(Stored data entries)

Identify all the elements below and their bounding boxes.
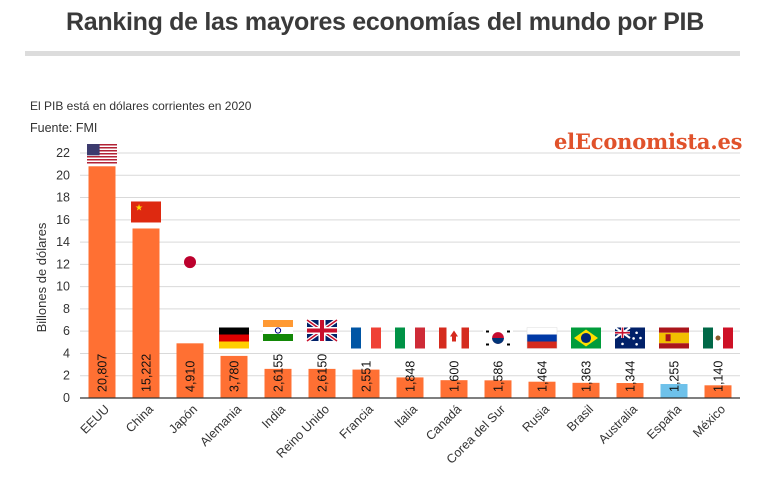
bar-rusia xyxy=(528,381,556,398)
bar-corea-del-sur xyxy=(484,380,512,398)
us-flag xyxy=(87,144,117,165)
bar-brasil xyxy=(572,382,600,398)
france-flag xyxy=(351,327,381,349)
title-divider xyxy=(25,51,740,56)
x-tick-label: Rusia xyxy=(520,402,553,435)
value-label: 3,780 xyxy=(228,361,242,392)
y-axis-label: Billones de dólares xyxy=(34,222,49,332)
x-tick-label: China xyxy=(123,402,156,435)
bar-francia xyxy=(352,369,380,398)
value-label: 2,6150 xyxy=(316,354,330,392)
x-tick-label: India xyxy=(259,402,288,431)
chart-subtitle: El PIB está en dólares corrientes en 202… xyxy=(30,99,252,113)
value-label: 1,363 xyxy=(580,361,594,392)
value-label: 1,600 xyxy=(448,361,462,392)
y-tick-label: 22 xyxy=(56,146,70,160)
canada-flag xyxy=(439,327,469,349)
value-label: 1,255 xyxy=(668,361,682,392)
y-tick-label: 6 xyxy=(63,324,70,338)
value-label: 20,807 xyxy=(96,354,110,392)
value-label: 2,6155 xyxy=(272,354,286,392)
value-label: 15,222 xyxy=(140,354,154,392)
y-tick-label: 20 xyxy=(56,168,70,182)
bar-australia xyxy=(616,383,644,398)
uk-flag xyxy=(305,318,339,343)
x-tick-label: México xyxy=(690,402,728,440)
chart-title: Ranking de las mayores economías del mun… xyxy=(66,8,704,36)
y-tick-label: 12 xyxy=(56,257,70,271)
y-tick-label: 4 xyxy=(63,346,70,360)
bar-canadá xyxy=(440,380,468,398)
x-tick-label: Brasil xyxy=(564,402,596,434)
bar-italia xyxy=(396,377,424,398)
y-tick-label: 16 xyxy=(56,213,70,227)
x-tick-label: Canadá xyxy=(423,402,464,443)
bar-japón xyxy=(176,343,204,398)
mexico-flag xyxy=(703,327,733,349)
bar-méxico xyxy=(704,385,732,398)
y-tick-label: 10 xyxy=(56,280,70,294)
y-tick-label: 18 xyxy=(56,191,70,205)
y-tick-label: 14 xyxy=(56,235,70,249)
chart-source: Fuente: FMI xyxy=(30,121,98,135)
bar-alemania xyxy=(220,355,248,398)
value-label: 4,910 xyxy=(184,361,198,392)
australia-flag xyxy=(614,326,645,349)
japan-flag xyxy=(184,256,196,269)
value-label: 1,848 xyxy=(404,361,418,392)
x-tick-label: Francia xyxy=(337,402,376,441)
value-label: 1,140 xyxy=(712,361,726,392)
y-tick-label: 0 xyxy=(63,391,70,405)
x-tick-label: EEUU xyxy=(78,402,112,436)
bar-india xyxy=(264,368,292,398)
spain-flag xyxy=(659,327,689,349)
brazil-flag xyxy=(571,327,601,349)
bar-españa xyxy=(660,384,688,398)
y-tick-label: 8 xyxy=(63,302,70,316)
x-tick-label: Alemania xyxy=(197,402,244,449)
india-flag xyxy=(263,320,293,341)
x-tick-label: Japón xyxy=(166,402,200,436)
y-tick-label: 2 xyxy=(63,369,70,383)
value-label: 1,586 xyxy=(492,361,506,392)
korea-flag xyxy=(483,327,513,349)
value-label: 1,344 xyxy=(624,361,638,392)
x-tick-label: Italia xyxy=(392,402,421,431)
germany-flag xyxy=(219,327,249,349)
value-label: 2,551 xyxy=(360,361,374,392)
x-tick-label: España xyxy=(644,402,684,442)
bar-china xyxy=(132,228,160,398)
value-label: 1,464 xyxy=(536,361,550,392)
bar-eeuu xyxy=(88,166,116,398)
china-flag: ★ xyxy=(131,201,161,223)
svg-text:★: ★ xyxy=(135,202,143,212)
brand-logo: elEconomista.es xyxy=(554,129,743,154)
bar-reino-unido xyxy=(308,368,336,398)
russia-flag xyxy=(526,327,558,349)
x-tick-label: Australia xyxy=(596,402,640,446)
italy-flag xyxy=(395,327,425,349)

--- Task directions ---
Count the lines in the data that contain the string "chart", and reply with the number alone.

--- Solution for this task ---
3